▶ _What you need to do_: Locate each line holding the string "entfernen" and copy it.

▶ _Stored data_:
◇ ◇ ◇ ◇ ◇ ◇ ◇
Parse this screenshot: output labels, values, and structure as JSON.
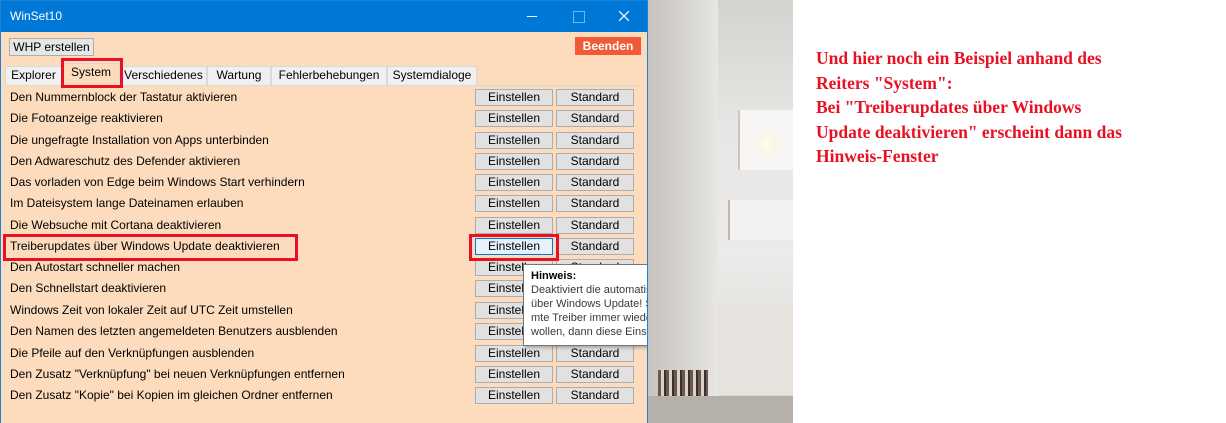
{
  "window": {
    "title": "WinSet10",
    "whp_label": "WHP erstellen",
    "quit_label": "Beenden",
    "tabs": [
      {
        "label": "Explorer",
        "active": false
      },
      {
        "label": "System",
        "active": true
      },
      {
        "label": "Verschiedenes",
        "active": false
      },
      {
        "label": "Wartung",
        "active": false
      },
      {
        "label": "Fehlerbehebungen",
        "active": false
      },
      {
        "label": "Systemdialoge",
        "active": false
      }
    ],
    "button_labels": {
      "set": "Einstellen",
      "default": "Standard"
    },
    "rows": [
      {
        "label": "Den Nummernblock der Tastatur aktivieren"
      },
      {
        "label": "Die Fotoanzeige reaktivieren"
      },
      {
        "label": "Die ungefragte Installation von Apps unterbinden"
      },
      {
        "label": "Den Adwareschutz des Defender aktivieren"
      },
      {
        "label": "Das vorladen von Edge beim Windows Start verhindern"
      },
      {
        "label": "Im Dateisystem lange Dateinamen erlauben"
      },
      {
        "label": "Die Websuche mit Cortana deaktivieren"
      },
      {
        "label": "Treiberupdates über Windows Update deaktivieren"
      },
      {
        "label": "Den Autostart schneller machen"
      },
      {
        "label": "Den Schnellstart deaktivieren"
      },
      {
        "label": "Windows Zeit von lokaler Zeit auf UTC Zeit umstellen"
      },
      {
        "label": "Den Namen des letzten angemeldeten Benutzers ausblenden"
      },
      {
        "label": "Die Pfeile auf den Verknüpfungen ausblenden"
      },
      {
        "label": "Den Zusatz \"Verknüpfung\" bei neuen Verknüpfungen entfernen"
      },
      {
        "label": "Den Zusatz \"Kopie\" bei Kopien im gleichen Ordner entfernen"
      }
    ],
    "tooltip": {
      "title": "Hinweis:",
      "lines": [
        "Deaktiviert die automatischen Treiberudates",
        "über Windows Update! Sollte Windows bestim-",
        "mte Treiber immer wieder selbstständig ersetzen",
        "wollen, dann diese Einstellung zu nutzen."
      ]
    }
  },
  "annotation": {
    "color": "#e81123",
    "lines": [
      "Und hier noch ein Beispiel anhand des",
      "Reiters \"System\":",
      "Bei \"Treiberupdates über Windows",
      "Update deaktivieren\" erscheint dann das",
      "Hinweis-Fenster"
    ]
  },
  "colors": {
    "titlebar": "#0078d7",
    "window_bg": "#fcdcbc",
    "quit_button": "#f05a37",
    "marker": "#e81123"
  },
  "icons": {
    "minimize": "minimize-icon",
    "maximize": "maximize-icon",
    "close": "close-icon"
  }
}
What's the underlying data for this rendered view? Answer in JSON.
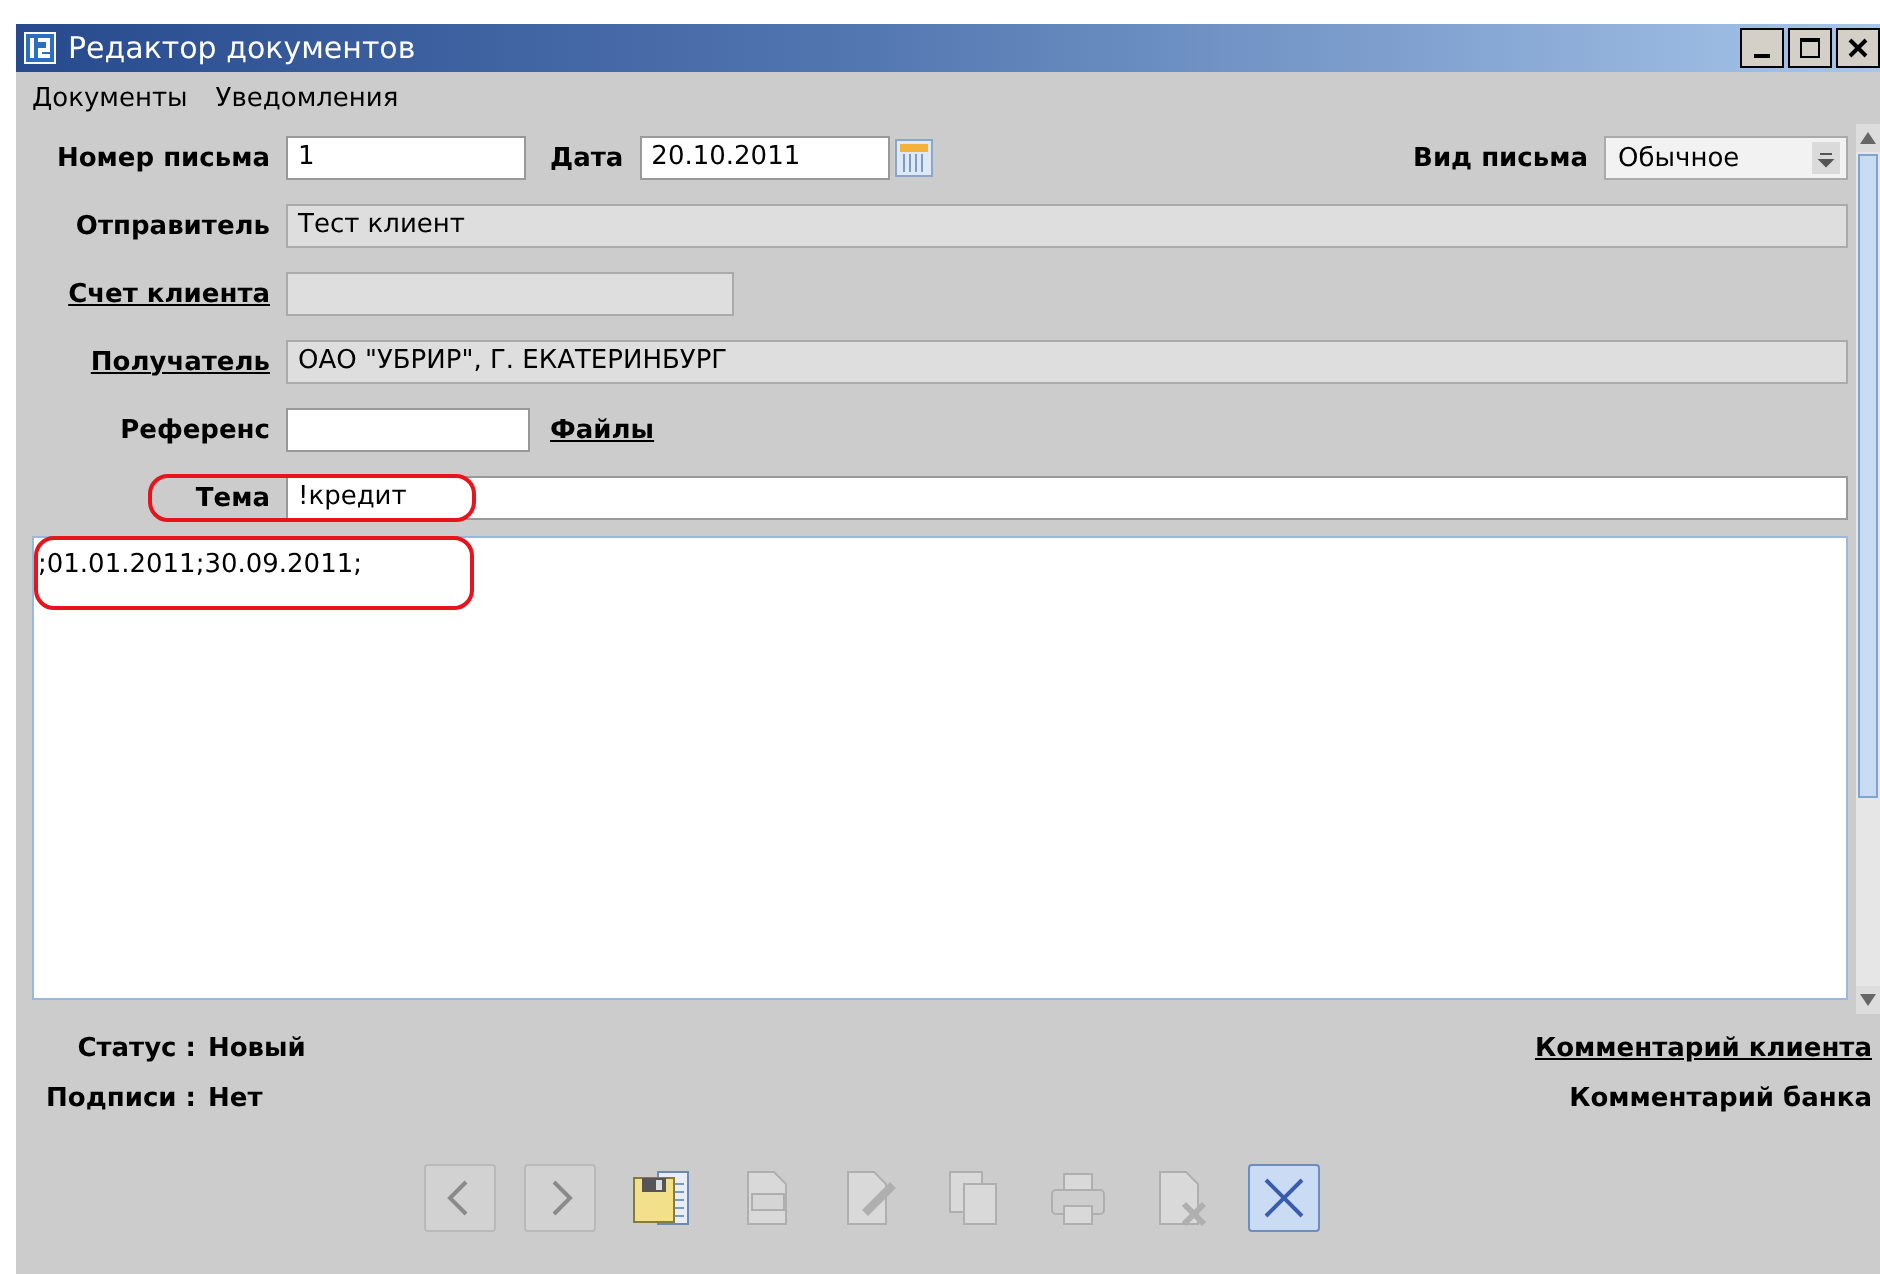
{
  "window": {
    "title": "Редактор документов"
  },
  "menu": [
    "Документы",
    "Уведомления"
  ],
  "header": {
    "number_label": "Номер письма",
    "number": "1",
    "date_label": "Дата",
    "date": "20.10.2011",
    "type_label": "Вид письма",
    "type": "Обычное"
  },
  "fields": [
    {
      "label": "Отправитель",
      "value": "Тест клиент",
      "link": false,
      "readonly": true,
      "kind": "wide",
      "highlighted": false
    },
    {
      "label": "Счет клиента",
      "link": true,
      "readonly": true,
      "kind": "short",
      "highlighted": false
    },
    {
      "label": "Получатель",
      "value": "ОАО \"УБРИР\", Г. ЕКАТЕРИНБУРГ",
      "link": true,
      "readonly": true,
      "kind": "wide",
      "highlighted": false
    },
    {
      "label": "Референс",
      "link": false,
      "readonly": false,
      "kind": "files",
      "extra": "Файлы",
      "highlighted": false
    },
    {
      "label": "Тема",
      "value": "!кредит",
      "link": false,
      "readonly": false,
      "kind": "wide",
      "highlighted": true
    }
  ],
  "body": {
    "text": ";01.01.2011;30.09.2011;",
    "highlighted": true
  },
  "status": [
    {
      "label": "Статус :",
      "value": "Новый"
    },
    {
      "label": "Подписи :",
      "value": "Нет"
    }
  ],
  "comments": [
    {
      "text": "Комментарий клиента",
      "link": true
    },
    {
      "text": "Комментарий банка",
      "link": false
    }
  ],
  "toolbar": [
    {
      "kind": "prev",
      "disabled": true
    },
    {
      "kind": "next",
      "disabled": true
    },
    {
      "kind": "save",
      "disabled": false
    },
    {
      "kind": "text",
      "disabled": true
    },
    {
      "kind": "edit",
      "disabled": true
    },
    {
      "kind": "copy",
      "disabled": true
    },
    {
      "kind": "print",
      "disabled": true
    },
    {
      "kind": "delete",
      "disabled": true
    },
    {
      "kind": "close",
      "disabled": false
    }
  ]
}
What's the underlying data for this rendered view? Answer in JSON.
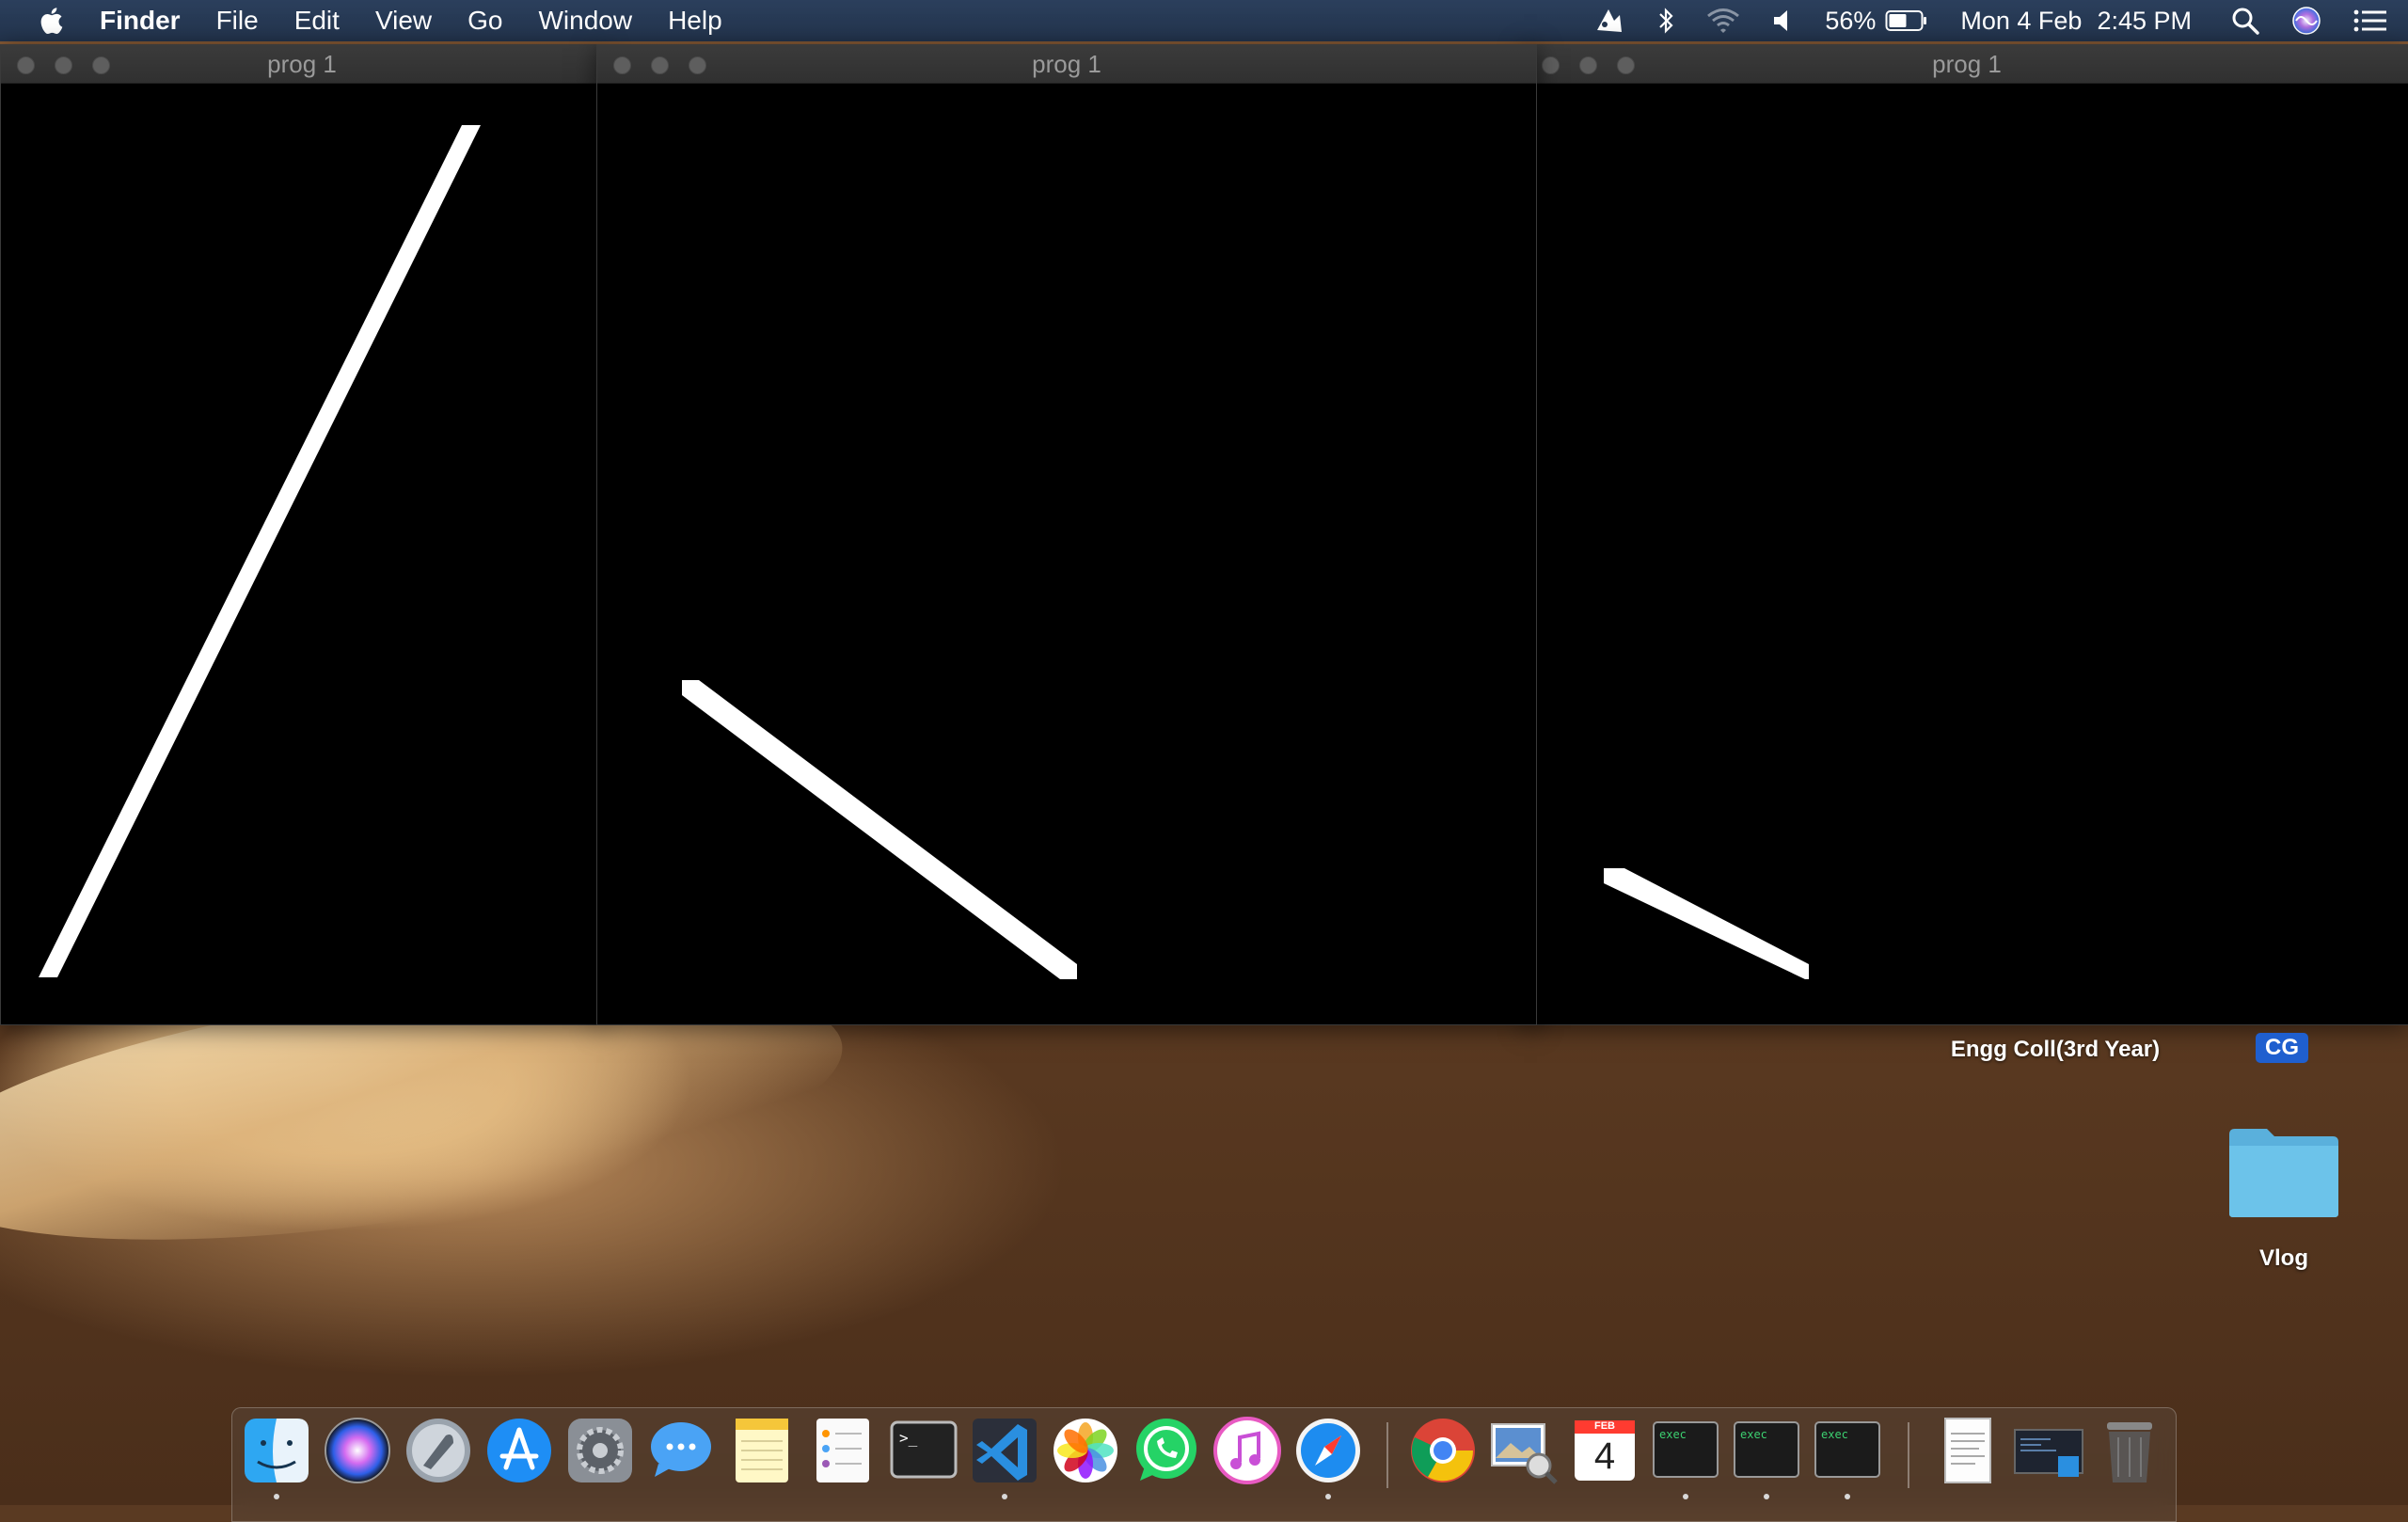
{
  "menubar": {
    "app_name": "Finder",
    "menus": [
      "File",
      "Edit",
      "View",
      "Go",
      "Window",
      "Help"
    ],
    "battery_percent": "56%",
    "date": "Mon 4 Feb",
    "time": "2:45 PM"
  },
  "windows": [
    {
      "title": "prog 1",
      "line": {
        "from": [
          0.05,
          0.92
        ],
        "to": [
          0.79,
          0.0
        ]
      }
    },
    {
      "title": "prog 1",
      "line": {
        "from": [
          0.09,
          0.6
        ],
        "to": [
          0.51,
          0.92
        ]
      }
    },
    {
      "title": "prog 1",
      "line": {
        "from": [
          0.07,
          0.8
        ],
        "to": [
          0.27,
          0.92
        ]
      }
    }
  ],
  "desktop": {
    "items": [
      {
        "label": "Engg Coll(3rd Year)"
      },
      {
        "label": "CG"
      },
      {
        "label": "Vlog"
      }
    ]
  },
  "dock": {
    "items": [
      {
        "name": "Finder",
        "icon": "finder-icon"
      },
      {
        "name": "Siri",
        "icon": "siri-icon"
      },
      {
        "name": "Launchpad",
        "icon": "launchpad-icon"
      },
      {
        "name": "App Store",
        "icon": "app-store-icon"
      },
      {
        "name": "System Preferences",
        "icon": "system-preferences-icon"
      },
      {
        "name": "Messages",
        "icon": "messages-icon"
      },
      {
        "name": "Notes",
        "icon": "notes-icon"
      },
      {
        "name": "Reminders",
        "icon": "reminders-icon"
      },
      {
        "name": "Terminal",
        "icon": "terminal-icon"
      },
      {
        "name": "Visual Studio Code",
        "icon": "vscode-icon"
      },
      {
        "name": "Photos",
        "icon": "photos-icon"
      },
      {
        "name": "WhatsApp",
        "icon": "whatsapp-icon"
      },
      {
        "name": "iTunes",
        "icon": "itunes-icon"
      },
      {
        "name": "Safari",
        "icon": "safari-icon"
      },
      {
        "name": "Google Chrome",
        "icon": "chrome-icon"
      },
      {
        "name": "Preview",
        "icon": "preview-icon"
      },
      {
        "name": "Calendar",
        "icon": "calendar-icon",
        "month": "FEB",
        "day": "4"
      },
      {
        "name": "exec",
        "icon": "exec-icon",
        "label": "exec"
      },
      {
        "name": "exec",
        "icon": "exec-icon",
        "label": "exec"
      },
      {
        "name": "exec",
        "icon": "exec-icon",
        "label": "exec"
      },
      {
        "name": "Document",
        "icon": "document-icon"
      },
      {
        "name": "Screenshot",
        "icon": "screenshot-icon"
      },
      {
        "name": "Trash",
        "icon": "trash-icon"
      }
    ]
  },
  "colors": {
    "menubar": "#23344d",
    "window_bg": "#000000",
    "line": "#ffffff",
    "accent": "#1f5fcf"
  }
}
◇ ◇ ◇ ◇ ◇ ◇ ◇
▶ _Exercise output_:
        "label": "Den Zusatz \"Verknüpfung\" bei neuen Verknüpfungen entfernen"
        "label": "Den Zusatz \"Kopie\" bei Kopien im gleichen Ordner entfernen"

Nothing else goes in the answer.